Copy all of the records below verbatim.

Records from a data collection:
-- start --

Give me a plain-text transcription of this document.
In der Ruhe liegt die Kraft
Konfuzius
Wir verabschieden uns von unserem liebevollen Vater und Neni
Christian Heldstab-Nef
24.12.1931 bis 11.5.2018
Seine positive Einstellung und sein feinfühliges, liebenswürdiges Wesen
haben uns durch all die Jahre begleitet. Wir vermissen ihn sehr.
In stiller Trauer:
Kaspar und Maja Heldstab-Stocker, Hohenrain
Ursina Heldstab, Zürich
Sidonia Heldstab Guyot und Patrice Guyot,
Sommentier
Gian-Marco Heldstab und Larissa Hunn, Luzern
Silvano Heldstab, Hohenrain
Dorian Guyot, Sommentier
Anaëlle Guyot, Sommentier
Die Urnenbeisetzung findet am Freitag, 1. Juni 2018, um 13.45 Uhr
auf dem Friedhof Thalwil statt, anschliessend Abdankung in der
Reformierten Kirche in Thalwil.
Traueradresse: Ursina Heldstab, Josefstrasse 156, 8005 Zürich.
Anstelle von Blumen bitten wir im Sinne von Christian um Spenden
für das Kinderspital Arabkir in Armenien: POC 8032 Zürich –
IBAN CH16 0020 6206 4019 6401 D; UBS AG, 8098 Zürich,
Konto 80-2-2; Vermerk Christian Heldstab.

-- end --

#### Problem solution:
Give me a plain-text transcription of this document.
In der Ruhe liegt die Kraft
Konfuzius
Wir verabschieden uns von unserem liebevollen Vater und Neni
Christian Heldstab-Nef
24.12.1931 bis 11.5.2018
Seine positive Einstellung und sein feinfühliges, liebenswürdiges Wesen
haben uns durch all die Jahre begleitet. Wir vermissen ihn sehr.
In stiller Trauer:
Kaspar und Maja Heldstab-Stocker, Hohenrain
Ursina Heldstab, Zürich
Sidonia Heldstab Guyot und Patrice Guyot,
Sommentier
Gian-Marco Heldstab und Larissa Hunn, Luzern
Silvano Heldstab, Hohenrain
Dorian Guyot, Sommentier
Anaëlle Guyot, Sommentier
Die Urnenbeisetzung findet am Freitag, 1. Juni 2018, um 13.45 Uhr
auf dem Friedhof Thalwil statt, anschliessend Abdankung in der
Reformierten Kirche in Thalwil.
Traueradresse: Ursina Heldstab, Josefstrasse 156, 8005 Zürich.
Anstelle von Blumen bitten wir im Sinne von Christian um Spenden
für das Kinderspital Arabkir in Armenien: POC 8032 Zürich –
IBAN CH16 0020 6206 4019 6401 D; UBS AG, 8098 Zürich,
Konto 80-2-2; Vermerk Christian Heldstab.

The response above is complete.